[Collected data]
--- start ---

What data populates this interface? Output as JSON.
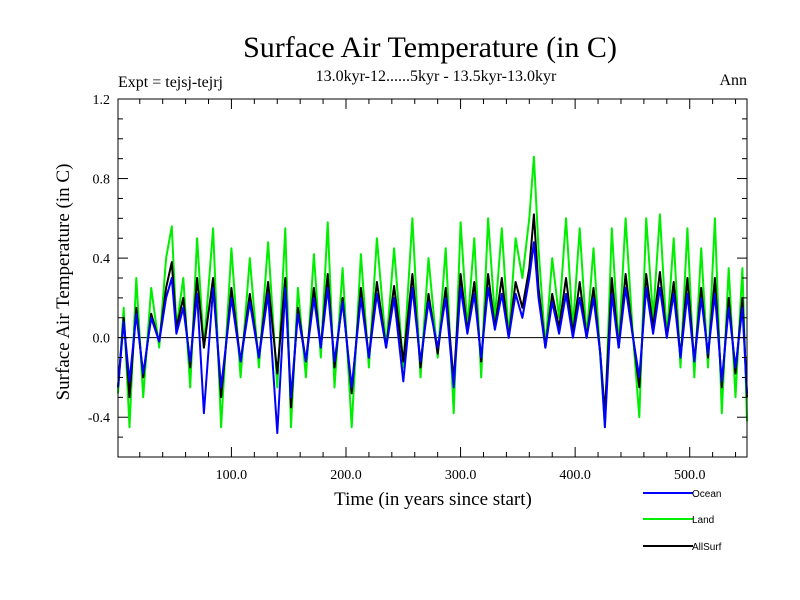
{
  "chart_data": {
    "type": "line",
    "title": "Surface Air Temperature (in C)",
    "subtitle": "13.0kyr-12......5kyr - 13.5kyr-13.0kyr",
    "expt_label": "Expt = tejsj-tejrj",
    "period_label": "Ann",
    "xlabel": "Time (in years since start)",
    "ylabel": "Surface Air Temperature (in C)",
    "xlim": [
      1,
      550
    ],
    "ylim": [
      -0.6,
      1.2
    ],
    "x_ticks": [
      100,
      200,
      300,
      400,
      500
    ],
    "x_tick_labels": [
      "100.0",
      "200.0",
      "300.0",
      "400.0",
      "500.0"
    ],
    "y_ticks": [
      -0.4,
      0.0,
      0.4,
      0.8,
      1.2
    ],
    "y_tick_labels": [
      "-0.4",
      "0.0",
      "0.4",
      "0.8",
      "1.2"
    ],
    "legend": [
      {
        "name": "Ocean",
        "color": "#0000ff"
      },
      {
        "name": "Land",
        "color": "#00ee00"
      },
      {
        "name": "AllSurf",
        "color": "#000000"
      }
    ],
    "series": [
      {
        "name": "Land",
        "color": "#00ee00",
        "x": [
          1,
          6,
          11,
          17,
          23,
          30,
          37,
          43,
          48,
          52,
          58,
          64,
          70,
          76,
          84,
          91,
          100,
          108,
          116,
          124,
          132,
          140,
          147,
          152,
          158,
          165,
          172,
          178,
          184,
          190,
          197,
          205,
          213,
          220,
          227,
          235,
          242,
          250,
          258,
          265,
          272,
          280,
          287,
          294,
          300,
          306,
          312,
          318,
          324,
          330,
          336,
          342,
          348,
          354,
          360,
          364,
          368,
          374,
          380,
          386,
          392,
          398,
          404,
          410,
          416,
          422,
          426,
          432,
          438,
          444,
          450,
          456,
          462,
          468,
          474,
          480,
          486,
          492,
          498,
          504,
          510,
          516,
          522,
          528,
          534,
          540,
          546,
          550
        ],
        "values": [
          -0.28,
          0.15,
          -0.45,
          0.3,
          -0.3,
          0.25,
          -0.05,
          0.4,
          0.56,
          0.05,
          0.3,
          -0.25,
          0.5,
          -0.05,
          0.55,
          -0.45,
          0.45,
          -0.2,
          0.4,
          -0.15,
          0.48,
          -0.25,
          0.55,
          -0.45,
          0.25,
          -0.2,
          0.42,
          -0.1,
          0.58,
          -0.25,
          0.35,
          -0.45,
          0.42,
          -0.15,
          0.5,
          -0.05,
          0.45,
          -0.15,
          0.6,
          -0.2,
          0.4,
          -0.1,
          0.45,
          -0.38,
          0.58,
          0.05,
          0.5,
          -0.2,
          0.6,
          0.1,
          0.55,
          0.0,
          0.5,
          0.3,
          0.6,
          0.91,
          0.45,
          -0.05,
          0.4,
          0.1,
          0.6,
          0.05,
          0.55,
          0.0,
          0.45,
          -0.1,
          -0.45,
          0.55,
          -0.05,
          0.6,
          0.05,
          -0.4,
          0.6,
          0.1,
          0.62,
          0.0,
          0.5,
          -0.15,
          0.55,
          -0.2,
          0.45,
          -0.15,
          0.6,
          -0.38,
          0.35,
          -0.3,
          0.35,
          -0.42
        ]
      },
      {
        "name": "AllSurf",
        "color": "#000000",
        "x": [
          1,
          6,
          11,
          17,
          23,
          30,
          37,
          43,
          48,
          52,
          58,
          64,
          70,
          76,
          84,
          91,
          100,
          108,
          116,
          124,
          132,
          140,
          147,
          152,
          158,
          165,
          172,
          178,
          184,
          190,
          197,
          205,
          213,
          220,
          227,
          235,
          242,
          250,
          258,
          265,
          272,
          280,
          287,
          294,
          300,
          306,
          312,
          318,
          324,
          330,
          336,
          342,
          348,
          354,
          360,
          364,
          368,
          374,
          380,
          386,
          392,
          398,
          404,
          410,
          416,
          422,
          426,
          432,
          438,
          444,
          450,
          456,
          462,
          468,
          474,
          480,
          486,
          492,
          498,
          504,
          510,
          516,
          522,
          528,
          534,
          540,
          546,
          550
        ],
        "values": [
          -0.25,
          0.1,
          -0.3,
          0.15,
          -0.2,
          0.12,
          -0.02,
          0.25,
          0.38,
          0.05,
          0.2,
          -0.15,
          0.3,
          -0.05,
          0.3,
          -0.3,
          0.25,
          -0.12,
          0.22,
          -0.1,
          0.28,
          -0.18,
          0.3,
          -0.35,
          0.15,
          -0.12,
          0.25,
          -0.05,
          0.32,
          -0.15,
          0.2,
          -0.28,
          0.25,
          -0.1,
          0.28,
          -0.05,
          0.26,
          -0.12,
          0.32,
          -0.15,
          0.22,
          -0.08,
          0.25,
          -0.22,
          0.32,
          0.03,
          0.28,
          -0.12,
          0.32,
          0.05,
          0.3,
          0.0,
          0.28,
          0.15,
          0.35,
          0.62,
          0.25,
          -0.05,
          0.22,
          0.05,
          0.3,
          0.02,
          0.28,
          0.0,
          0.25,
          -0.08,
          -0.38,
          0.3,
          -0.05,
          0.32,
          0.03,
          -0.25,
          0.32,
          0.05,
          0.33,
          0.0,
          0.28,
          -0.1,
          0.3,
          -0.12,
          0.25,
          -0.1,
          0.3,
          -0.25,
          0.2,
          -0.18,
          0.2,
          -0.3
        ]
      },
      {
        "name": "Ocean",
        "color": "#0000ff",
        "x": [
          1,
          6,
          11,
          17,
          23,
          30,
          37,
          43,
          48,
          52,
          58,
          64,
          70,
          76,
          84,
          91,
          100,
          108,
          116,
          124,
          132,
          140,
          147,
          152,
          158,
          165,
          172,
          178,
          184,
          190,
          197,
          205,
          213,
          220,
          227,
          235,
          242,
          250,
          258,
          265,
          272,
          280,
          287,
          294,
          300,
          306,
          312,
          318,
          324,
          330,
          336,
          342,
          348,
          354,
          360,
          364,
          368,
          374,
          380,
          386,
          392,
          398,
          404,
          410,
          416,
          422,
          426,
          432,
          438,
          444,
          450,
          456,
          462,
          468,
          474,
          480,
          486,
          492,
          498,
          504,
          510,
          516,
          522,
          528,
          534,
          540,
          546,
          550
        ],
        "values": [
          -0.25,
          0.08,
          -0.22,
          0.12,
          -0.18,
          0.1,
          -0.02,
          0.2,
          0.3,
          0.02,
          0.15,
          -0.12,
          0.22,
          -0.38,
          0.25,
          -0.25,
          0.2,
          -0.12,
          0.18,
          -0.1,
          0.22,
          -0.48,
          0.25,
          -0.3,
          0.12,
          -0.12,
          0.2,
          -0.05,
          0.25,
          -0.12,
          0.18,
          -0.25,
          0.2,
          -0.1,
          0.22,
          -0.05,
          0.2,
          -0.22,
          0.25,
          -0.12,
          0.18,
          -0.05,
          0.2,
          -0.25,
          0.25,
          0.02,
          0.22,
          -0.1,
          0.25,
          0.04,
          0.22,
          0.0,
          0.22,
          0.1,
          0.3,
          0.48,
          0.2,
          -0.05,
          0.18,
          0.02,
          0.22,
          0.0,
          0.2,
          0.0,
          0.2,
          -0.08,
          -0.45,
          0.22,
          -0.05,
          0.25,
          0.02,
          -0.2,
          0.25,
          0.02,
          0.25,
          0.0,
          0.22,
          -0.1,
          0.22,
          -0.12,
          0.2,
          -0.08,
          0.22,
          -0.22,
          0.15,
          -0.15,
          0.15,
          -0.28
        ]
      }
    ]
  }
}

--- end ---

[Short exercise] Find the word "color" in the material, then list each line that holds it.

[Response]
        "color": "#0000ff"
        "color": "#00ee00"
        "color": "#000000"
        "color": "#00ee00",
        "color": "#000000",
        "color": "#0000ff",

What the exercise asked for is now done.